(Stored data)

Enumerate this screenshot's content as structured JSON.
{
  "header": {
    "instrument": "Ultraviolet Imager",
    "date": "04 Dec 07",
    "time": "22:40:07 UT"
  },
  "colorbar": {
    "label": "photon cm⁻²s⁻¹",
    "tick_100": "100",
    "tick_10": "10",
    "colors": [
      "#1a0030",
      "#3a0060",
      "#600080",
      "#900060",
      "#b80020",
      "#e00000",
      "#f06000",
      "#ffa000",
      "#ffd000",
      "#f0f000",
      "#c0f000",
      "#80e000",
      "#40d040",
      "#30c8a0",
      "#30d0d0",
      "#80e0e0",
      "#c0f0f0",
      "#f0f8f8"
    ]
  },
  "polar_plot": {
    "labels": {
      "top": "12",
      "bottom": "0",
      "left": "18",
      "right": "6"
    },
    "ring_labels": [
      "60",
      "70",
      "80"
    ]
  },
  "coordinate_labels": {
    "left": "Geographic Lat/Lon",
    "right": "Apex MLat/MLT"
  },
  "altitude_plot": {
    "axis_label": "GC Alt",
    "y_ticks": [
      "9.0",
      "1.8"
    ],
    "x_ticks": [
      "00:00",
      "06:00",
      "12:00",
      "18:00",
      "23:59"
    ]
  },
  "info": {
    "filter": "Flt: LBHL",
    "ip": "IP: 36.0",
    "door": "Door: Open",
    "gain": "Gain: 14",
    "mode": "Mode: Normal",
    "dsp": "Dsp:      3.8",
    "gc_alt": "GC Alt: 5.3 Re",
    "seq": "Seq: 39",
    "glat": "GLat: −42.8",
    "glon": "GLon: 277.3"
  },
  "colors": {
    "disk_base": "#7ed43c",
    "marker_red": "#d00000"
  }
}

---

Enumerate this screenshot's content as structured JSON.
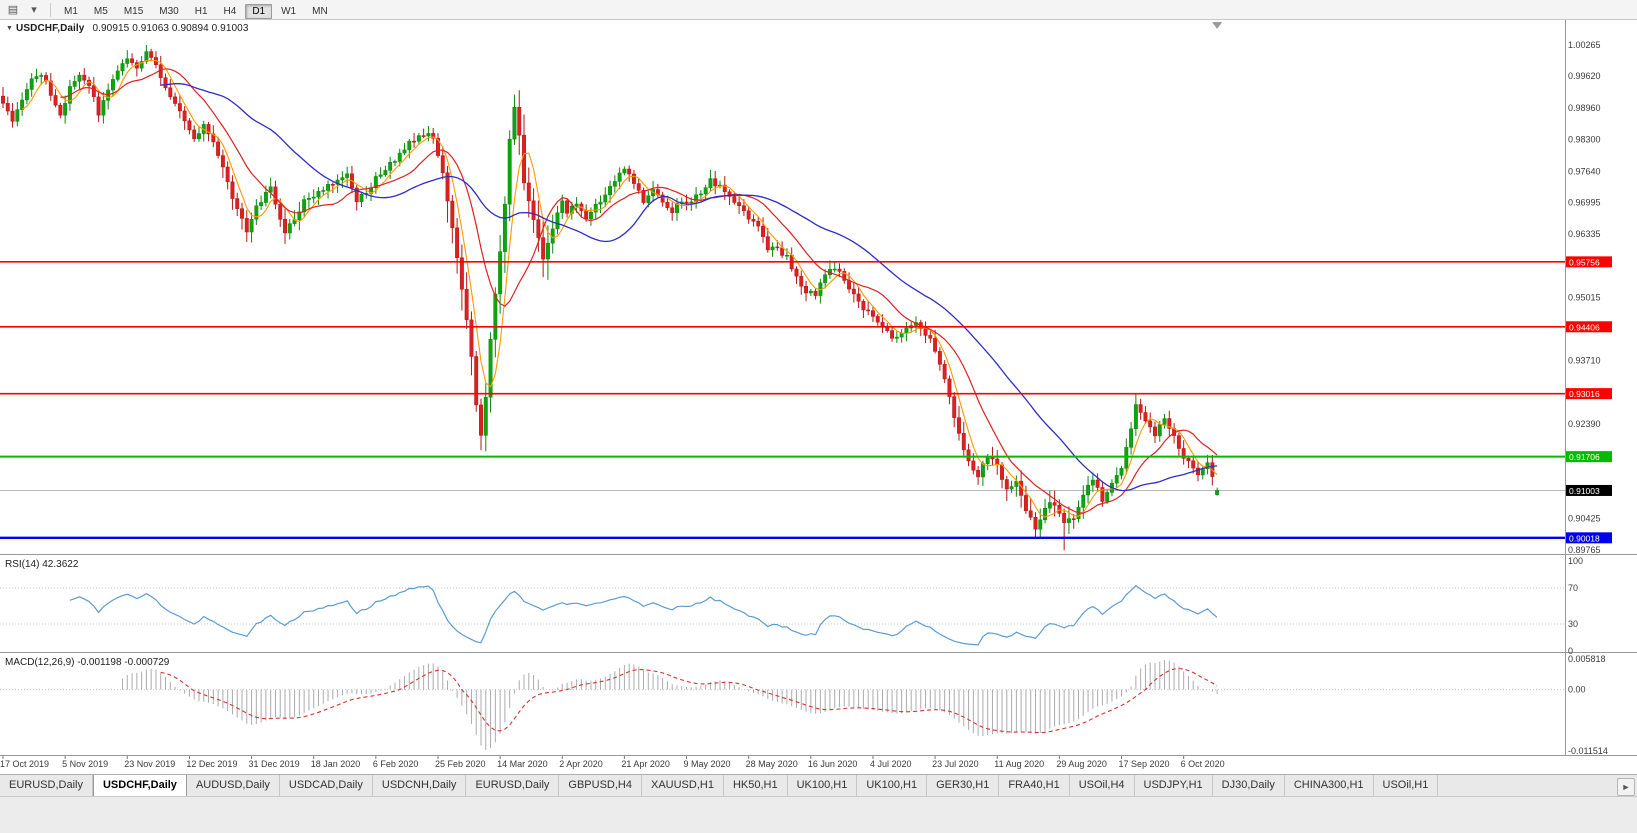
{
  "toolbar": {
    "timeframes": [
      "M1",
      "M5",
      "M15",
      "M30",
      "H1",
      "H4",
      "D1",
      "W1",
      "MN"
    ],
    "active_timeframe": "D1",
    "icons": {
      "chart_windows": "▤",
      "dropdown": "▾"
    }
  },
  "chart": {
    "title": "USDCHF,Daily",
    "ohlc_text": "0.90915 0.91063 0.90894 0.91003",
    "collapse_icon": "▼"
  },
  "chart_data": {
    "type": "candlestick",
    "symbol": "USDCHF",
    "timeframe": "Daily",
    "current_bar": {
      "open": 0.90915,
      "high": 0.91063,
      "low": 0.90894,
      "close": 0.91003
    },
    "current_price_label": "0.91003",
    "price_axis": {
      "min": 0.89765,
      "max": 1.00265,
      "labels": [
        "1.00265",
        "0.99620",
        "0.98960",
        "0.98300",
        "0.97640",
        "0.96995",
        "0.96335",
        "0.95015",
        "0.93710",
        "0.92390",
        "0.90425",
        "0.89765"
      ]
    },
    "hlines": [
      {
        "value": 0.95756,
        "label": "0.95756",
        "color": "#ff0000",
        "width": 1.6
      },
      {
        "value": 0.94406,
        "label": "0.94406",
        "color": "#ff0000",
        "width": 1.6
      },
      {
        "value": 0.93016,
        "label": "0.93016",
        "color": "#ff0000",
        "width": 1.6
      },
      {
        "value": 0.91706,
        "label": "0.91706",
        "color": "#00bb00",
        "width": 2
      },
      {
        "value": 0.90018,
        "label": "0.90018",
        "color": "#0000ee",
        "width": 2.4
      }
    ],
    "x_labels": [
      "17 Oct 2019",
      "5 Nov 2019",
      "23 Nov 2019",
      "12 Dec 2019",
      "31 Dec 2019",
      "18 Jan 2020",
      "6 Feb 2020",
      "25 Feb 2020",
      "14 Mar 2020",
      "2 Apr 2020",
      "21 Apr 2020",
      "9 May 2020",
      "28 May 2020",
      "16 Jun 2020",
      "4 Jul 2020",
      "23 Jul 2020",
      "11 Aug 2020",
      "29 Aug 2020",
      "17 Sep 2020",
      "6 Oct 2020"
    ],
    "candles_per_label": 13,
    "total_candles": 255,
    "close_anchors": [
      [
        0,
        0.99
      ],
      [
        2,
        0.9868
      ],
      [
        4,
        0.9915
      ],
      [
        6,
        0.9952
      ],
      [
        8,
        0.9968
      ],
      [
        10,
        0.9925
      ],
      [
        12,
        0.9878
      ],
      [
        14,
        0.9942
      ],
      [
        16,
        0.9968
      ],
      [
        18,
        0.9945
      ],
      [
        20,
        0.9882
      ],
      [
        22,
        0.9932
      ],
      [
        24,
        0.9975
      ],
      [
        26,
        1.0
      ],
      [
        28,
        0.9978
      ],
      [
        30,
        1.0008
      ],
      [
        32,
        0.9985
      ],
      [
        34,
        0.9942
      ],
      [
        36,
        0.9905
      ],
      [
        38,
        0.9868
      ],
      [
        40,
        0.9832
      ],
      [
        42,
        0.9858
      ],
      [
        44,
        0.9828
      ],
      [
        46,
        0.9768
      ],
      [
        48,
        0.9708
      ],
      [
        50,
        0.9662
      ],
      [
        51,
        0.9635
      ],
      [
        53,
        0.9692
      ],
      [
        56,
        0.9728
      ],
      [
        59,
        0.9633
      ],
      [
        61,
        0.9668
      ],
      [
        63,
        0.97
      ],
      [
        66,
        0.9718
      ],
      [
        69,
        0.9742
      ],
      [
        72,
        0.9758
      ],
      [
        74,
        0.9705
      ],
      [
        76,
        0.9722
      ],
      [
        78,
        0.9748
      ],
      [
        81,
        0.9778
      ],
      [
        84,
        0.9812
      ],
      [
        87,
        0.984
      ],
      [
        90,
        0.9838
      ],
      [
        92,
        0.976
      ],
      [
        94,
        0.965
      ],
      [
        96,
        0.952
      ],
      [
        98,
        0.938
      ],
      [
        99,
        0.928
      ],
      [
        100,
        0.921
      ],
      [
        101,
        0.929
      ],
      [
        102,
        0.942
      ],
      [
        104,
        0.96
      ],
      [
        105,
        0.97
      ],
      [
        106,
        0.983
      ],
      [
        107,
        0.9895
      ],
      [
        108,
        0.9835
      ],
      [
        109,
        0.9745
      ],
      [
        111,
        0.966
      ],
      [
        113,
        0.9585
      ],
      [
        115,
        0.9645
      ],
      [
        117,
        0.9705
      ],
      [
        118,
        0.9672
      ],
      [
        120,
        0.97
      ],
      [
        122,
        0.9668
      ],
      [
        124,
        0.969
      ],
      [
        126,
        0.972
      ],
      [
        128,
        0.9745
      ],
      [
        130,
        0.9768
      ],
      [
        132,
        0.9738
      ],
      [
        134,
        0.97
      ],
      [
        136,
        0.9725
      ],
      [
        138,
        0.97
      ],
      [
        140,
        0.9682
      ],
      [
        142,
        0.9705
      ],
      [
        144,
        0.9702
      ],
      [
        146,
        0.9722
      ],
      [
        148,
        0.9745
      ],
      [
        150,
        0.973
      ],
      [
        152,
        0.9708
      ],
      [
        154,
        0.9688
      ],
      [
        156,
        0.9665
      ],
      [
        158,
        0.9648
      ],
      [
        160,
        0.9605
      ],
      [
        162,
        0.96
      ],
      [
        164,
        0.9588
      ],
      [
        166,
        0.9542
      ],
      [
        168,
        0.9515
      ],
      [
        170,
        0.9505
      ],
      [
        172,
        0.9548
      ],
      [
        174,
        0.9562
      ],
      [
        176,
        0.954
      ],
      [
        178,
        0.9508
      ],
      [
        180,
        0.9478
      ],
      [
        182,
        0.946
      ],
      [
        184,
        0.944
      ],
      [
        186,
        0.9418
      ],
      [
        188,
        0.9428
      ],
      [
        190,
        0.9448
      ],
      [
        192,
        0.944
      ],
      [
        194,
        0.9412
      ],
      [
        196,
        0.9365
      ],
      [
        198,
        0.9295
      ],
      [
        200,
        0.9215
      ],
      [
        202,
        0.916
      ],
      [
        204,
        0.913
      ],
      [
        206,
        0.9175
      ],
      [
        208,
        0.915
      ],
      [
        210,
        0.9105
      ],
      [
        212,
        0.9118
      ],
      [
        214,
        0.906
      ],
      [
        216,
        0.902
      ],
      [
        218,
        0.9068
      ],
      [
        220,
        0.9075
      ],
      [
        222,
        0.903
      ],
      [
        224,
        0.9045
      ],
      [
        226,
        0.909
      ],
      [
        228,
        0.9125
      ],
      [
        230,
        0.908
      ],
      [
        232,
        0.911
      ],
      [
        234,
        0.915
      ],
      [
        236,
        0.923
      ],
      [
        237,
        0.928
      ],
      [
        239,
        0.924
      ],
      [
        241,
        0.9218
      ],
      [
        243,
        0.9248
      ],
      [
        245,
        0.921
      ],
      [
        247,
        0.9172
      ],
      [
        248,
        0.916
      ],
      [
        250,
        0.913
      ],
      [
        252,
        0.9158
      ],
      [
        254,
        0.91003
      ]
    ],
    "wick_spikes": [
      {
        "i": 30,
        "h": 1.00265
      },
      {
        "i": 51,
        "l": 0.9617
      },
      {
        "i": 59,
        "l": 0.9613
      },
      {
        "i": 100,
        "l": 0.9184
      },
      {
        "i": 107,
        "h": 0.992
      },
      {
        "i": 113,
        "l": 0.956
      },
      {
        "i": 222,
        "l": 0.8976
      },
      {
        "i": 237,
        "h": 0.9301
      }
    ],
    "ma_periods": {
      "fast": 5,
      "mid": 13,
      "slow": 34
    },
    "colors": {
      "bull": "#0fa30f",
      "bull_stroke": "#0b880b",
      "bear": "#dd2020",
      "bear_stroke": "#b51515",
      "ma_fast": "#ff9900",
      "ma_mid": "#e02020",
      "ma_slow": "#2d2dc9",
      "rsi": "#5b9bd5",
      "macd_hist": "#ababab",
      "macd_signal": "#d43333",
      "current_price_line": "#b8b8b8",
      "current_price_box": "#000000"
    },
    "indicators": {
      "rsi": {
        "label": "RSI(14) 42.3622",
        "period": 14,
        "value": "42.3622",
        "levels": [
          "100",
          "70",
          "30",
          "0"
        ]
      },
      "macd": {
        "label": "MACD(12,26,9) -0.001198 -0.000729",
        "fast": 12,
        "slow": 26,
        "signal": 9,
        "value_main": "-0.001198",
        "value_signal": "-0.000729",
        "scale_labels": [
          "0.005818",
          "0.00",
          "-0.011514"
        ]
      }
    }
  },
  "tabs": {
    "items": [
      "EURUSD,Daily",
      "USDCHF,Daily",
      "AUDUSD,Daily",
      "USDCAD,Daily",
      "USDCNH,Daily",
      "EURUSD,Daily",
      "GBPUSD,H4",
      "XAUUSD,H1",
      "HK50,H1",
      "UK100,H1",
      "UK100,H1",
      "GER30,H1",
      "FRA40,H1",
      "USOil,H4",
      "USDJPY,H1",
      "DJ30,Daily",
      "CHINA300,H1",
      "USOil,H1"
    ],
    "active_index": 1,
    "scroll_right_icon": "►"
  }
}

- **Aim**:
Go through the listing above and locate each line that holds the word "USDCHF". Copy those lines.

- **Solution to this exercise**:
    "title": "USDCHF,Daily",
    "symbol": "USDCHF",
      "USDCHF,Daily",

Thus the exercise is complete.